● **What you need to do**:
Repeat the whole of the data, keeping every detail the same.

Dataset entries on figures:
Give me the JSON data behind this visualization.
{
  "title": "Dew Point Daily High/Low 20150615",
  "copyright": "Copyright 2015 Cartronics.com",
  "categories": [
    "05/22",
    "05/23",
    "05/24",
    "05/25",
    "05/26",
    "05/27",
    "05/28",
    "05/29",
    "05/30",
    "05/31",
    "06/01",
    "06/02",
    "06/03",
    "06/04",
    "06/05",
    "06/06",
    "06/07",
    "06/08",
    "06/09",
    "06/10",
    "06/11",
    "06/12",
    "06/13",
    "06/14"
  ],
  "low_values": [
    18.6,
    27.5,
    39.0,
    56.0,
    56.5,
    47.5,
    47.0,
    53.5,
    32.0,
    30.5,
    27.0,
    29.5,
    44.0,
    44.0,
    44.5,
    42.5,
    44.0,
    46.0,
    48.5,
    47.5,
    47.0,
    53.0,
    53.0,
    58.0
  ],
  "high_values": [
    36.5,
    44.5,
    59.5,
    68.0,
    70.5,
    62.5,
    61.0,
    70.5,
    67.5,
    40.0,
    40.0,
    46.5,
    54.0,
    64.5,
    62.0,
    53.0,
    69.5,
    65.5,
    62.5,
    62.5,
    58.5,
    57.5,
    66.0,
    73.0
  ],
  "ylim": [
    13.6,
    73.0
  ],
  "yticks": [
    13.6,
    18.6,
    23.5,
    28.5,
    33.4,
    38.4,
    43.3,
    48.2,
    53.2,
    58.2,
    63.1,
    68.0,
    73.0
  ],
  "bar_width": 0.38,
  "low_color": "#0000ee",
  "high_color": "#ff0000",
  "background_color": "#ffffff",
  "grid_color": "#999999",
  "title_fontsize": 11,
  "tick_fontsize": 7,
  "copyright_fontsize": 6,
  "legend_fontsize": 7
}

● **Written solution**:
Give me the JSON data behind this visualization.
{
  "title": "Dew Point Daily High/Low 20150615",
  "copyright": "Copyright 2015 Cartronics.com",
  "categories": [
    "05/22",
    "05/23",
    "05/24",
    "05/25",
    "05/26",
    "05/27",
    "05/28",
    "05/29",
    "05/30",
    "05/31",
    "06/01",
    "06/02",
    "06/03",
    "06/04",
    "06/05",
    "06/06",
    "06/07",
    "06/08",
    "06/09",
    "06/10",
    "06/11",
    "06/12",
    "06/13",
    "06/14"
  ],
  "low_values": [
    18.6,
    27.5,
    39.0,
    56.0,
    56.5,
    47.5,
    47.0,
    53.5,
    32.0,
    30.5,
    27.0,
    29.5,
    44.0,
    44.0,
    44.5,
    42.5,
    44.0,
    46.0,
    48.5,
    47.5,
    47.0,
    53.0,
    53.0,
    58.0
  ],
  "high_values": [
    36.5,
    44.5,
    59.5,
    68.0,
    70.5,
    62.5,
    61.0,
    70.5,
    67.5,
    40.0,
    40.0,
    46.5,
    54.0,
    64.5,
    62.0,
    53.0,
    69.5,
    65.5,
    62.5,
    62.5,
    58.5,
    57.5,
    66.0,
    73.0
  ],
  "ylim": [
    13.6,
    73.0
  ],
  "yticks": [
    13.6,
    18.6,
    23.5,
    28.5,
    33.4,
    38.4,
    43.3,
    48.2,
    53.2,
    58.2,
    63.1,
    68.0,
    73.0
  ],
  "bar_width": 0.38,
  "low_color": "#0000ee",
  "high_color": "#ff0000",
  "background_color": "#ffffff",
  "grid_color": "#999999",
  "title_fontsize": 11,
  "tick_fontsize": 7,
  "copyright_fontsize": 6,
  "legend_fontsize": 7
}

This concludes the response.